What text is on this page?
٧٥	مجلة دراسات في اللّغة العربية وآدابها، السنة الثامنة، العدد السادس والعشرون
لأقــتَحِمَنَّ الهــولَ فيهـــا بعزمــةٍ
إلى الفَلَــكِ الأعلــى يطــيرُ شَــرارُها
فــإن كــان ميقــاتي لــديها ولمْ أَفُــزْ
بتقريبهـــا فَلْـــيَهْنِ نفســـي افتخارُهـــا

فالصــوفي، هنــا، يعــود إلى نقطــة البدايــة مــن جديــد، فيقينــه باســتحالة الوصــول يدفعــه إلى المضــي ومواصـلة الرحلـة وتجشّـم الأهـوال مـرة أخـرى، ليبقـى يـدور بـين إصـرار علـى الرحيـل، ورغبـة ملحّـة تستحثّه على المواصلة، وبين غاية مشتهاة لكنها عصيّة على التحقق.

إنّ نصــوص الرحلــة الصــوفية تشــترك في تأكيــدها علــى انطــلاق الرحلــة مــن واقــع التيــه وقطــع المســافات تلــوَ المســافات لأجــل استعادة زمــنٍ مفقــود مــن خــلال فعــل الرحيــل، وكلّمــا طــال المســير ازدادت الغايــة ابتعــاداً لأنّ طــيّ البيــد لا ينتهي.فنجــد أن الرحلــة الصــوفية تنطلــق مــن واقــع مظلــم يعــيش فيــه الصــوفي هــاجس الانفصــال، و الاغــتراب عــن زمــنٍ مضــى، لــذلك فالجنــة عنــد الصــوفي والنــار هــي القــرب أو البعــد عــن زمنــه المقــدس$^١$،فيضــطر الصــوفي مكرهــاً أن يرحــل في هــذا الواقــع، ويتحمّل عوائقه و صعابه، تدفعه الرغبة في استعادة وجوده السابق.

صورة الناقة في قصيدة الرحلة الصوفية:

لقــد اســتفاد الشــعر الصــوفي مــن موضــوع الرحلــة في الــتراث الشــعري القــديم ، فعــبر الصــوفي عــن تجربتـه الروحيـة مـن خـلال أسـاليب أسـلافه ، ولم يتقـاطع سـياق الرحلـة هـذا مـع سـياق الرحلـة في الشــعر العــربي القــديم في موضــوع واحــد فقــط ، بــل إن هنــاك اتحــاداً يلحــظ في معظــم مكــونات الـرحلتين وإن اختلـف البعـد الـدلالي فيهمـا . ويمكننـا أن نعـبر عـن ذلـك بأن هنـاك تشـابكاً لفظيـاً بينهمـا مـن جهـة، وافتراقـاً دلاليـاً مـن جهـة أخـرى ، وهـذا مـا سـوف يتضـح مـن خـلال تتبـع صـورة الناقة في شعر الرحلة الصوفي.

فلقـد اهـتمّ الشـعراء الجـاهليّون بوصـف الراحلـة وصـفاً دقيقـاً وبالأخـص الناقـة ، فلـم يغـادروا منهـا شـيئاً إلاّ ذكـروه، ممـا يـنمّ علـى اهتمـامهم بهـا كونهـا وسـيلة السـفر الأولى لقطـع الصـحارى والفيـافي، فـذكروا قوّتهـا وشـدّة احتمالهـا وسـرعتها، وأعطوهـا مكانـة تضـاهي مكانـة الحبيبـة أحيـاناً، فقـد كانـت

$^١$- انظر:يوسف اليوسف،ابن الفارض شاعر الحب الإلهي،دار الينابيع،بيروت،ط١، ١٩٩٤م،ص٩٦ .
----------
What the task requires:
Each entry above is to be quoted exactly.

Written reply:
What text is on this page?
٧٥	مجلة دراسات في اللّغة العربية وآدابها، السنة الثامنة، العدد السادس والعشرون
لأقــتَحِمَنَّ الهــولَ فيهـــا بعزمــةٍ
إلى الفَلَــكِ الأعلــى يطــيرُ شَــرارُها
فــإن كــان ميقــاتي لــديها ولمْ أَفُــزْ
بتقريبهـــا فَلْـــيَهْنِ نفســـي افتخارُهـــا

فالصــوفي، هنــا، يعــود إلى نقطــة البدايــة مــن جديــد، فيقينــه باســتحالة الوصــول يدفعــه إلى المضــي ومواصـلة الرحلـة وتجشّـم الأهـوال مـرة أخـرى، ليبقـى يـدور بـين إصـرار علـى الرحيـل، ورغبـة ملحّـة تستحثّه على المواصلة، وبين غاية مشتهاة لكنها عصيّة على التحقق.

إنّ نصــوص الرحلــة الصــوفية تشــترك في تأكيــدها علــى انطــلاق الرحلــة مــن واقــع التيــه وقطــع المســافات تلــوَ المســافات لأجــل استعادة زمــنٍ مفقــود مــن خــلال فعــل الرحيــل، وكلّمــا طــال المســير ازدادت الغايــة ابتعــاداً لأنّ طــيّ البيــد لا ينتهي.فنجــد أن الرحلــة الصــوفية تنطلــق مــن واقــع مظلــم يعــيش فيــه الصــوفي هــاجس الانفصــال، و الاغــتراب عــن زمــنٍ مضــى، لــذلك فالجنــة عنــد الصــوفي والنــار هــي القــرب أو البعــد عــن زمنــه المقــدس$^١$،فيضــطر الصــوفي مكرهــاً أن يرحــل في هــذا الواقــع، ويتحمّل عوائقه و صعابه، تدفعه الرغبة في استعادة وجوده السابق.

صورة الناقة في قصيدة الرحلة الصوفية:

لقــد اســتفاد الشــعر الصــوفي مــن موضــوع الرحلــة في الــتراث الشــعري القــديم ، فعــبر الصــوفي عــن تجربتـه الروحيـة مـن خـلال أسـاليب أسـلافه ، ولم يتقـاطع سـياق الرحلـة هـذا مـع سـياق الرحلـة في الشــعر العــربي القــديم في موضــوع واحــد فقــط ، بــل إن هنــاك اتحــاداً يلحــظ في معظــم مكــونات الـرحلتين وإن اختلـف البعـد الـدلالي فيهمـا . ويمكننـا أن نعـبر عـن ذلـك بأن هنـاك تشـابكاً لفظيـاً بينهمـا مـن جهـة، وافتراقـاً دلاليـاً مـن جهـة أخـرى ، وهـذا مـا سـوف يتضـح مـن خـلال تتبـع صـورة الناقة في شعر الرحلة الصوفي.

فلقـد اهـتمّ الشـعراء الجـاهليّون بوصـف الراحلـة وصـفاً دقيقـاً وبالأخـص الناقـة ، فلـم يغـادروا منهـا شـيئاً إلاّ ذكـروه، ممـا يـنمّ علـى اهتمـامهم بهـا كونهـا وسـيلة السـفر الأولى لقطـع الصـحارى والفيـافي، فـذكروا قوّتهـا وشـدّة احتمالهـا وسـرعتها، وأعطوهـا مكانـة تضـاهي مكانـة الحبيبـة أحيـاناً، فقـد كانـت

$^١$- انظر:يوسف اليوسف،ابن الفارض شاعر الحب الإلهي،دار الينابيع،بيروت،ط١، ١٩٩٤م،ص٩٦ .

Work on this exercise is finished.